Output every entry exactly as written.

(Extracted data entries)
## BEGIN
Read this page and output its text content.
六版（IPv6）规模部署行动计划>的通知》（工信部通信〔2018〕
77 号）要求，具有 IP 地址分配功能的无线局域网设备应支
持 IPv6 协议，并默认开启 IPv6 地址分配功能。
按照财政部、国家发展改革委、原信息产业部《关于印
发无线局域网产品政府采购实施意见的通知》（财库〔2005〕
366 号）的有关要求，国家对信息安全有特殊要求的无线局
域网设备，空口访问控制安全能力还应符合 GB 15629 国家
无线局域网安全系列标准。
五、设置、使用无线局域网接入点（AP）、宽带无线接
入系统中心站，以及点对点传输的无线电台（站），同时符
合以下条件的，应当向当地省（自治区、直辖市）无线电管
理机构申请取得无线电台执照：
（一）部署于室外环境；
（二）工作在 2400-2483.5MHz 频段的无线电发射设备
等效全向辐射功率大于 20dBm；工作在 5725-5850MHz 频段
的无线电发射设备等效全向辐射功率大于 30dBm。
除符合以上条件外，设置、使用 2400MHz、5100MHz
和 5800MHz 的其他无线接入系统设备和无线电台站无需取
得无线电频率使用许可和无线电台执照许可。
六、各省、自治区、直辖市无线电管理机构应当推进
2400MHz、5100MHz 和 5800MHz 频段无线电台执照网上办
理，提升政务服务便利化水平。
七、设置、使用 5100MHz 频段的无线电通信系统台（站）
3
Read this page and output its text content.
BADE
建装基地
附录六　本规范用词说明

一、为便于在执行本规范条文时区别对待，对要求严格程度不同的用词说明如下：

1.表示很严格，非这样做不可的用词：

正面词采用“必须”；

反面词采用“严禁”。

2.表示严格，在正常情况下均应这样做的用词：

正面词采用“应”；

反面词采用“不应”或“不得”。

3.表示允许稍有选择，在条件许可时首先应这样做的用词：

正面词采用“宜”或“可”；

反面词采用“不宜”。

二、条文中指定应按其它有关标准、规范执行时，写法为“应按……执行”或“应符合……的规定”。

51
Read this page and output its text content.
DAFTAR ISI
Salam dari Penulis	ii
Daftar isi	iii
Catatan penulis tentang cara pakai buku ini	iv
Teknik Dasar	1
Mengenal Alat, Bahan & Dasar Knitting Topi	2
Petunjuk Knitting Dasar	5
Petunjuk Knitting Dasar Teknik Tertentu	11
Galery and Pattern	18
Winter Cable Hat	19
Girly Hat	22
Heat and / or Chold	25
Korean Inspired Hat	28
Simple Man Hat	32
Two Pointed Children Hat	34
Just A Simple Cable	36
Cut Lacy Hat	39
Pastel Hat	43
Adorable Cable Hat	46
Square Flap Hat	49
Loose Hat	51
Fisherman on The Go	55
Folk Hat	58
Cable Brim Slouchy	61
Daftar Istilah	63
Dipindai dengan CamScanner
## END
### Written response
Read this page and output its text content.
六版（IPv6）规模部署行动计划>的通知》（工信部通信〔2018〕
77 号）要求，具有 IP 地址分配功能的无线局域网设备应支
持 IPv6 协议，并默认开启 IPv6 地址分配功能。
按照财政部、国家发展改革委、原信息产业部《关于印
发无线局域网产品政府采购实施意见的通知》（财库〔2005〕
366 号）的有关要求，国家对信息安全有特殊要求的无线局
域网设备，空口访问控制安全能力还应符合 GB 15629 国家
无线局域网安全系列标准。
五、设置、使用无线局域网接入点（AP）、宽带无线接
入系统中心站，以及点对点传输的无线电台（站），同时符
合以下条件的，应当向当地省（自治区、直辖市）无线电管
理机构申请取得无线电台执照：
（一）部署于室外环境；
（二）工作在 2400-2483.5MHz 频段的无线电发射设备
等效全向辐射功率大于 20dBm；工作在 5725-5850MHz 频段
的无线电发射设备等效全向辐射功率大于 30dBm。
除符合以上条件外，设置、使用 2400MHz、5100MHz
和 5800MHz 的其他无线接入系统设备和无线电台站无需取
得无线电频率使用许可和无线电台执照许可。
六、各省、自治区、直辖市无线电管理机构应当推进
2400MHz、5100MHz 和 5800MHz 频段无线电台执照网上办
理，提升政务服务便利化水平。
七、设置、使用 5100MHz 频段的无线电通信系统台（站）
3
Read this page and output its text content.
BADE
建装基地
附录六　本规范用词说明

一、为便于在执行本规范条文时区别对待，对要求严格程度不同的用词说明如下：

1.表示很严格，非这样做不可的用词：

正面词采用“必须”；

反面词采用“严禁”。

2.表示严格，在正常情况下均应这样做的用词：

正面词采用“应”；

反面词采用“不应”或“不得”。

3.表示允许稍有选择，在条件许可时首先应这样做的用词：

正面词采用“宜”或“可”；

反面词采用“不宜”。

二、条文中指定应按其它有关标准、规范执行时，写法为“应按……执行”或“应符合……的规定”。

51
Read this page and output its text content.
DAFTAR ISI
Salam dari Penulis	ii
Daftar isi	iii
Catatan penulis tentang cara pakai buku ini	iv
Teknik Dasar	1
Mengenal Alat, Bahan & Dasar Knitting Topi	2
Petunjuk Knitting Dasar	5
Petunjuk Knitting Dasar Teknik Tertentu	11
Galery and Pattern	18
Winter Cable Hat	19
Girly Hat	22
Heat and / or Chold	25
Korean Inspired Hat	28
Simple Man Hat	32
Two Pointed Children Hat	34
Just A Simple Cable	36
Cut Lacy Hat	39
Pastel Hat	43
Adorable Cable Hat	46
Square Flap Hat	49
Loose Hat	51
Fisherman on The Go	55
Folk Hat	58
Cable Brim Slouchy	61
Daftar Istilah	63
Dipindai dengan CamScanner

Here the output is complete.